(What to work on)
Identify all lines of the data containing the string "true" and copy them.

════════════════

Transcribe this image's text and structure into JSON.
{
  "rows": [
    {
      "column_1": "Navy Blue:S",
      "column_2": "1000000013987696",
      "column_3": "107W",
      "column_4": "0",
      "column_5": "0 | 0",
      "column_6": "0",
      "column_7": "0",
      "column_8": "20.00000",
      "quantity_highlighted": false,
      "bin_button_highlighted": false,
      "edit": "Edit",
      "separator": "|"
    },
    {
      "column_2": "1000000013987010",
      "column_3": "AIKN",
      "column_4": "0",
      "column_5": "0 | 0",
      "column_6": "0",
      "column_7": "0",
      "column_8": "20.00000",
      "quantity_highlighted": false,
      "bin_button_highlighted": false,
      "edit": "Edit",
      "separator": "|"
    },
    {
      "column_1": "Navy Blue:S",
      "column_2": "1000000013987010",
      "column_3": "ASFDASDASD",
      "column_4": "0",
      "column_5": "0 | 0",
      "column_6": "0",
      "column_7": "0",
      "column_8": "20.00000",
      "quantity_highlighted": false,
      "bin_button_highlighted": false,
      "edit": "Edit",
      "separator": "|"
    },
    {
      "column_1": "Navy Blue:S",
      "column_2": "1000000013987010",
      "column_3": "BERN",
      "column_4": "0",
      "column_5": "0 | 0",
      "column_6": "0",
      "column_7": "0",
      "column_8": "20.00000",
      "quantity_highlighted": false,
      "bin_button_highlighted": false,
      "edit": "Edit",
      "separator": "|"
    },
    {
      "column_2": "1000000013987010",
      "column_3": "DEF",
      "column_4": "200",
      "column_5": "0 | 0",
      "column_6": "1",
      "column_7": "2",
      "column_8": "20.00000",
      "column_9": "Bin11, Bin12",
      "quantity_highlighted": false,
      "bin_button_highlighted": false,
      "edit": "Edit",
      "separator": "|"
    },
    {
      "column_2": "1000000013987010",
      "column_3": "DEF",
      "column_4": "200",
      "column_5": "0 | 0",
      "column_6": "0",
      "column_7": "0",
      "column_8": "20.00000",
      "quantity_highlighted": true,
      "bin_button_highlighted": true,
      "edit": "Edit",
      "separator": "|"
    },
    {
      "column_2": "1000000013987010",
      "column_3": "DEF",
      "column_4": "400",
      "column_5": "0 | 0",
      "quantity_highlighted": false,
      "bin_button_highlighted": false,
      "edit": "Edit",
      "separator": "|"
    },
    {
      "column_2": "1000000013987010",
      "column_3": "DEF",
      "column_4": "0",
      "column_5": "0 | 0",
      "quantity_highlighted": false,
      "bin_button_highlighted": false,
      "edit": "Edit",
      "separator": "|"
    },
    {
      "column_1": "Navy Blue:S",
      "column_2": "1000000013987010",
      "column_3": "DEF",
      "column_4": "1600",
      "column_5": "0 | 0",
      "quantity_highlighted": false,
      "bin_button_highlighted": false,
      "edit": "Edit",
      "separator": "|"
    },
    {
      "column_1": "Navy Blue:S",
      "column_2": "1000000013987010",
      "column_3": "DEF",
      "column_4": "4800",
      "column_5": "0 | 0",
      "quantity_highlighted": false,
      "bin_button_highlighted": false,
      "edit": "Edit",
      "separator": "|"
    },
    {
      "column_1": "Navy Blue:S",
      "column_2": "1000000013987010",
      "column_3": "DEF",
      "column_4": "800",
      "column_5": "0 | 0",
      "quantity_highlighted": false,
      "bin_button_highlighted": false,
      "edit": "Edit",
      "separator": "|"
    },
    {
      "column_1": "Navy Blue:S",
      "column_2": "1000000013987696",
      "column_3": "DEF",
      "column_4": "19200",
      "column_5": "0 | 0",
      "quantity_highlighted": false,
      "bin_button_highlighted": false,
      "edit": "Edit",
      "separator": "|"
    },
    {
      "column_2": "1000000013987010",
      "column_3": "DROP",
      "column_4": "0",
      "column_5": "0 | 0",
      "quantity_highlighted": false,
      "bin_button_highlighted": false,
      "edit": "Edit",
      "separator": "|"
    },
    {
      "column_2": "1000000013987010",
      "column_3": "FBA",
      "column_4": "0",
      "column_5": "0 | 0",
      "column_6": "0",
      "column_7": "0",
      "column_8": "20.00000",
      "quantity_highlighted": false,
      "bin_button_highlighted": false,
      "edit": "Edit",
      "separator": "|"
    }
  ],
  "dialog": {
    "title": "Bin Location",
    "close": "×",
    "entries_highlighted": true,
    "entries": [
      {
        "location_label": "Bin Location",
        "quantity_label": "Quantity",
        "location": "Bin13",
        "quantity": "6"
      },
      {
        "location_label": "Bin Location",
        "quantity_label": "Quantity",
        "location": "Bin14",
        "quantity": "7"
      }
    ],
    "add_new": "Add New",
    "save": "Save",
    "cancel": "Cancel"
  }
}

════════════════

(Solution to this task)
      "quantity_highlighted": true,
      "bin_button_highlighted": true,
    "entries_highlighted": true,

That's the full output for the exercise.